◆ **Directive**: Only the number is wanted: tally the lines below that contain the word "도선사주차장".
== == ==
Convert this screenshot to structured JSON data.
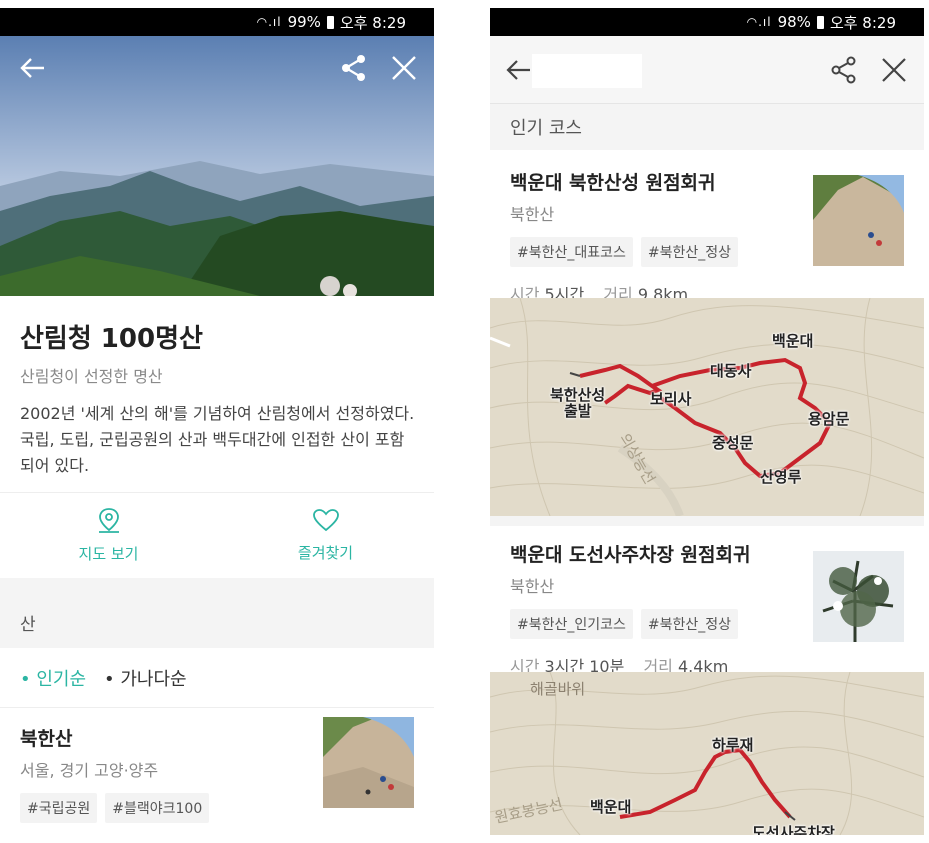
{
  "left": {
    "status": {
      "battery": "99%",
      "time": "오후 8:29"
    },
    "title": "산림청 100명산",
    "subtitle": "산림청이 선정한 명산",
    "description": "2002년 '세계 산의 해'를 기념하여 산림청에서 선정하였다. 국립, 도립, 군립공원의 산과 백두대간에 인접한 산이 포함되어 있다.",
    "actions": {
      "map_label": "지도 보기",
      "favorite_label": "즐겨찾기"
    },
    "section_header": "산",
    "sort": {
      "popular": "인기순",
      "alpha": "가나다순"
    },
    "item": {
      "name": "북한산",
      "location": "서울, 경기 고양·양주",
      "tags": [
        "#국립공원",
        "#블랙야크100"
      ]
    }
  },
  "right": {
    "status": {
      "battery": "98%",
      "time": "오후 8:29"
    },
    "section_header": "인기 코스",
    "courses": [
      {
        "title": "백운대 북한산성 원점회귀",
        "mountain": "북한산",
        "tags": [
          "#북한산_대표코스",
          "#북한산_정상"
        ],
        "time_label": "시간",
        "time": "5시간",
        "dist_label": "거리",
        "dist": "9.8km"
      },
      {
        "title": "백운대 도선사주차장 원점회귀",
        "mountain": "북한산",
        "tags": [
          "#북한산_인기코스",
          "#북한산_정상"
        ],
        "time_label": "시간",
        "time": "3시간 10분",
        "dist_label": "거리",
        "dist": "4.4km"
      }
    ],
    "map1_labels": {
      "start_a": "북한산성",
      "start_b": "출발",
      "bori": "보리사",
      "daedong": "대동사",
      "baegun": "백운대",
      "yongam": "용암문",
      "jungseong": "중성문",
      "sanyeong": "산영루",
      "road": "의상능선"
    },
    "map2_labels": {
      "haegol": "해골바위",
      "haru": "하루재",
      "baegun": "백운대",
      "doseon": "도선사주차장",
      "road": "원효봉능선"
    }
  },
  "colors": {
    "accent": "#2bb5a3",
    "route": "#c8232c"
  }
}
== == ==
◆ **Answer**: 2